→ **What you need to do**
Can the data below be set down again exactly, line for line?

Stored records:

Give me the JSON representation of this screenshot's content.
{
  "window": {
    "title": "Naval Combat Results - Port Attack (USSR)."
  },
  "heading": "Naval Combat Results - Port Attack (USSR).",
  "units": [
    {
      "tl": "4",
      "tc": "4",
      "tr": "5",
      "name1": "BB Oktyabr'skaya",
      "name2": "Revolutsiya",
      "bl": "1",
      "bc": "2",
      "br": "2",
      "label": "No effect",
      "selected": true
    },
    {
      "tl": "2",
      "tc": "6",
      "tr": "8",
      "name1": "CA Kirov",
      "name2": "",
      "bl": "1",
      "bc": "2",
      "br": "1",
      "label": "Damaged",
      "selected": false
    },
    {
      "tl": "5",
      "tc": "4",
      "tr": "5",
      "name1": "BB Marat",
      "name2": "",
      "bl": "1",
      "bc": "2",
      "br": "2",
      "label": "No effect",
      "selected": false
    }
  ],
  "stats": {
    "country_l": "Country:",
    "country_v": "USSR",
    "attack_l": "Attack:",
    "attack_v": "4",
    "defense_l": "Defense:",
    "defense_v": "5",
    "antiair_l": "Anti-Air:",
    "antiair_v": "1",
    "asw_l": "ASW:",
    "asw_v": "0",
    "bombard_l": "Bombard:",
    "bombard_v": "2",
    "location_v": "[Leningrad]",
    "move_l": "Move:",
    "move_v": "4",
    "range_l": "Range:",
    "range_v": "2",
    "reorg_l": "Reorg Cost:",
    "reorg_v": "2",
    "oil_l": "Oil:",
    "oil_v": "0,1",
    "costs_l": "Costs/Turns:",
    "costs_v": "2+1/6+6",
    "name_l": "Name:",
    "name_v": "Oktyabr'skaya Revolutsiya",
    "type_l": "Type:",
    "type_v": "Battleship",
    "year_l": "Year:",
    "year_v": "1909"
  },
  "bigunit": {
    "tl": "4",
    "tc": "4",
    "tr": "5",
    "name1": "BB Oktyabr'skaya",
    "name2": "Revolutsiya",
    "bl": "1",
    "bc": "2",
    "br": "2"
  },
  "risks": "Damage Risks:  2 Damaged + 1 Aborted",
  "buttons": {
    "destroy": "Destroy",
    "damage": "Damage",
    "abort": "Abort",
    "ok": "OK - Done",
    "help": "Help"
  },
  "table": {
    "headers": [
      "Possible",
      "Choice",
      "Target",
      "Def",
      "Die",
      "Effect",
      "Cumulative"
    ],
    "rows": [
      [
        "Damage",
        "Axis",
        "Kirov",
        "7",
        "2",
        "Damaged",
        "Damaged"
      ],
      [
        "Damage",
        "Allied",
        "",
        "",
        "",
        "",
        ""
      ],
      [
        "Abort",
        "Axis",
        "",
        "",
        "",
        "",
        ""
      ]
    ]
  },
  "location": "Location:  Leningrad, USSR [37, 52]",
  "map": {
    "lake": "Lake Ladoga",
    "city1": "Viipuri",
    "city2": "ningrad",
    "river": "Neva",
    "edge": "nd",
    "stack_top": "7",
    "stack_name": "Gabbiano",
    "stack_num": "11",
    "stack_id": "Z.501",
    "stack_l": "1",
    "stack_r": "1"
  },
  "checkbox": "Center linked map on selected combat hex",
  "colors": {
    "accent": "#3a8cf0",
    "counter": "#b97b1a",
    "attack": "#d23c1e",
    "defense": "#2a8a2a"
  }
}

→ **Result of the task**
Give me the JSON representation of this screenshot's content.
{
  "window": {
    "title": "Naval Combat Results - Port Attack (USSR)."
  },
  "heading": "Naval Combat Results - Port Attack (USSR).",
  "units": [
    {
      "tl": "4",
      "tc": "4",
      "tr": "5",
      "name1": "BB Oktyabr'skaya",
      "name2": "Revolutsiya",
      "bl": "1",
      "bc": "2",
      "br": "2",
      "label": "No effect",
      "selected": true
    },
    {
      "tl": "2",
      "tc": "6",
      "tr": "8",
      "name1": "CA Kirov",
      "name2": "",
      "bl": "1",
      "bc": "2",
      "br": "1",
      "label": "Damaged",
      "selected": false
    },
    {
      "tl": "5",
      "tc": "4",
      "tr": "5",
      "name1": "BB Marat",
      "name2": "",
      "bl": "1",
      "bc": "2",
      "br": "2",
      "label": "No effect",
      "selected": false
    }
  ],
  "stats": {
    "country_l": "Country:",
    "country_v": "USSR",
    "attack_l": "Attack:",
    "attack_v": "4",
    "defense_l": "Defense:",
    "defense_v": "5",
    "antiair_l": "Anti-Air:",
    "antiair_v": "1",
    "asw_l": "ASW:",
    "asw_v": "0",
    "bombard_l": "Bombard:",
    "bombard_v": "2",
    "location_v": "[Leningrad]",
    "move_l": "Move:",
    "move_v": "4",
    "range_l": "Range:",
    "range_v": "2",
    "reorg_l": "Reorg Cost:",
    "reorg_v": "2",
    "oil_l": "Oil:",
    "oil_v": "0,1",
    "costs_l": "Costs/Turns:",
    "costs_v": "2+1/6+6",
    "name_l": "Name:",
    "name_v": "Oktyabr'skaya Revolutsiya",
    "type_l": "Type:",
    "type_v": "Battleship",
    "year_l": "Year:",
    "year_v": "1909"
  },
  "bigunit": {
    "tl": "4",
    "tc": "4",
    "tr": "5",
    "name1": "BB Oktyabr'skaya",
    "name2": "Revolutsiya",
    "bl": "1",
    "bc": "2",
    "br": "2"
  },
  "risks": "Damage Risks:  2 Damaged + 1 Aborted",
  "buttons": {
    "destroy": "Destroy",
    "damage": "Damage",
    "abort": "Abort",
    "ok": "OK - Done",
    "help": "Help"
  },
  "table": {
    "headers": [
      "Possible",
      "Choice",
      "Target",
      "Def",
      "Die",
      "Effect",
      "Cumulative"
    ],
    "rows": [
      [
        "Damage",
        "Axis",
        "Kirov",
        "7",
        "2",
        "Damaged",
        "Damaged"
      ],
      [
        "Damage",
        "Allied",
        "",
        "",
        "",
        "",
        ""
      ],
      [
        "Abort",
        "Axis",
        "",
        "",
        "",
        "",
        ""
      ]
    ]
  },
  "location": "Location:  Leningrad, USSR [37, 52]",
  "map": {
    "lake": "Lake Ladoga",
    "city1": "Viipuri",
    "city2": "ningrad",
    "river": "Neva",
    "edge": "nd",
    "stack_top": "7",
    "stack_name": "Gabbiano",
    "stack_num": "11",
    "stack_id": "Z.501",
    "stack_l": "1",
    "stack_r": "1"
  },
  "checkbox": "Center linked map on selected combat hex",
  "colors": {
    "accent": "#3a8cf0",
    "counter": "#b97b1a",
    "attack": "#d23c1e",
    "defense": "#2a8a2a"
  }
}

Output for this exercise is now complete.